Dataset records:

• • • •

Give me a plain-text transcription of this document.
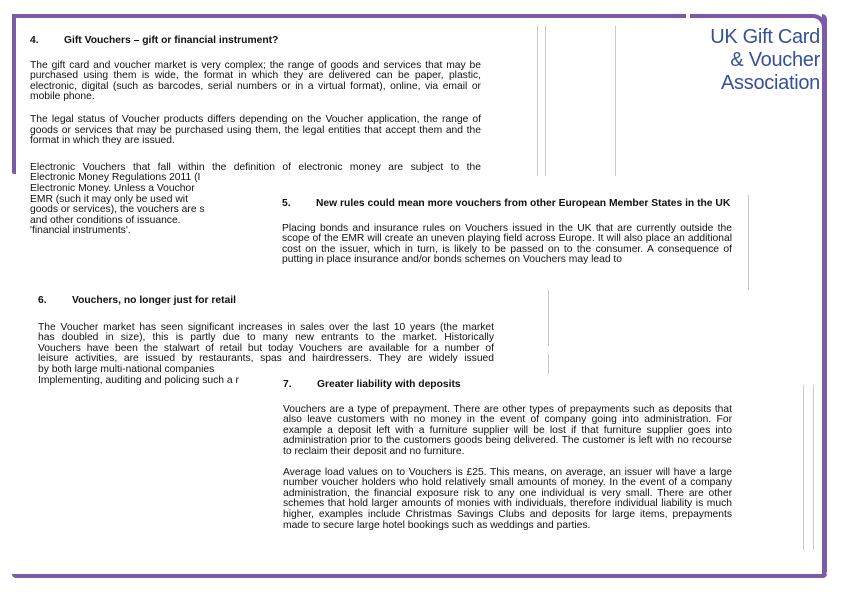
UK Gift Card
& Voucher
Association
4.	Gift Vouchers – gift or financial instrument?

The gift card and voucher market is very complex; the range of goods and services that may be purchased using them is wide, the format in which they are delivered can be paper, plastic, electronic, digital (such as barcodes, serial numbers or in a virtual format), online, via email or mobile phone.

The legal status of Voucher products differs depending on the Voucher application, the range of goods or services that may be purchased using them, the legal entities that accept them and the format in which they are issued.

Electronic Vouchers that fall within the definition of electronic money are subject to the
Electronic Money Regulations 2011 (I
Electronic Money. Unless a Vouchor
EMR (such it may only be used wit
goods or services), the vouchers are s
and other conditions of issuance.
'financial instruments'.
6.	Vouchers, no longer just for retail
The Voucher market has seen significant increases in sales over the last 10 years (the market
has doubled in size), this is partly due to many new entrants to the market. Historically
Vouchers have been the stalwart of retail but today Vouchers are available for a number of
leisure activities, are issued by restaurants, spas and hairdressers. They are widely issued
by both large multi-national companies
Implementing, auditing and policing such a r
5.	New rules could mean more vouchers from other European Member States in the UK

Placing bonds and insurance rules on Vouchers issued in the UK that are currently outside the scope of the EMR will create an uneven playing field across Europe. It will also place an additional cost on the issuer, which in turn, is likely to be passed on to the consumer. A consequence of putting in place insurance and/or bonds schemes on Vouchers may lead to

7.	Greater liability with deposits

Vouchers are a type of prepayment. There are other types of prepayments such as deposits that also leave customers with no money in the event of company going into administration. For example a deposit left with a furniture supplier will be lost if that furniture supplier goes into administration prior to the customers goods being delivered. The customer is left with no recourse to reclaim their deposit and no furniture.

Average load values on to Vouchers is £25. This means, on average, an issuer will have a large number voucher holders who hold relatively small amounts of money. In the event of a company administration, the financial exposure risk to any one individual is very small. There are other schemes that hold larger amounts of monies with individuals, therefore individual liability is much higher, examples include Christmas Savings Clubs and deposits for large items, prepayments made to secure large hotel bookings such as weddings and parties.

• • • •

§ THE PROBLEM
Every record above should be transcribed exactly; the pictures stay out of the copy.

§ COMPLETE OUTPUT
Give me a plain-text transcription of this document.
UK Gift Card
& Voucher
Association
4.	Gift Vouchers – gift or financial instrument?

The gift card and voucher market is very complex; the range of goods and services that may be purchased using them is wide, the format in which they are delivered can be paper, plastic, electronic, digital (such as barcodes, serial numbers or in a virtual format), online, via email or mobile phone.

The legal status of Voucher products differs depending on the Voucher application, the range of goods or services that may be purchased using them, the legal entities that accept them and the format in which they are issued.

Electronic Vouchers that fall within the definition of electronic money are subject to the
Electronic Money Regulations 2011 (I
Electronic Money. Unless a Vouchor
EMR (such it may only be used wit
goods or services), the vouchers are s
and other conditions of issuance.
'financial instruments'.
6.	Vouchers, no longer just for retail
The Voucher market has seen significant increases in sales over the last 10 years (the market
has doubled in size), this is partly due to many new entrants to the market. Historically
Vouchers have been the stalwart of retail but today Vouchers are available for a number of
leisure activities, are issued by restaurants, spas and hairdressers. They are widely issued
by both large multi-national companies
Implementing, auditing and policing such a r
5.	New rules could mean more vouchers from other European Member States in the UK

Placing bonds and insurance rules on Vouchers issued in the UK that are currently outside the scope of the EMR will create an uneven playing field across Europe. It will also place an additional cost on the issuer, which in turn, is likely to be passed on to the consumer. A consequence of putting in place insurance and/or bonds schemes on Vouchers may lead to

7.	Greater liability with deposits

Vouchers are a type of prepayment. There are other types of prepayments such as deposits that also leave customers with no money in the event of company going into administration. For example a deposit left with a furniture supplier will be lost if that furniture supplier goes into administration prior to the customers goods being delivered. The customer is left with no recourse to reclaim their deposit and no furniture.

Average load values on to Vouchers is £25. This means, on average, an issuer will have a large number voucher holders who hold relatively small amounts of money. In the event of a company administration, the financial exposure risk to any one individual is very small. There are other schemes that hold larger amounts of monies with individuals, therefore individual liability is much higher, examples include Christmas Savings Clubs and deposits for large items, prepayments made to secure large hotel bookings such as weddings and parties.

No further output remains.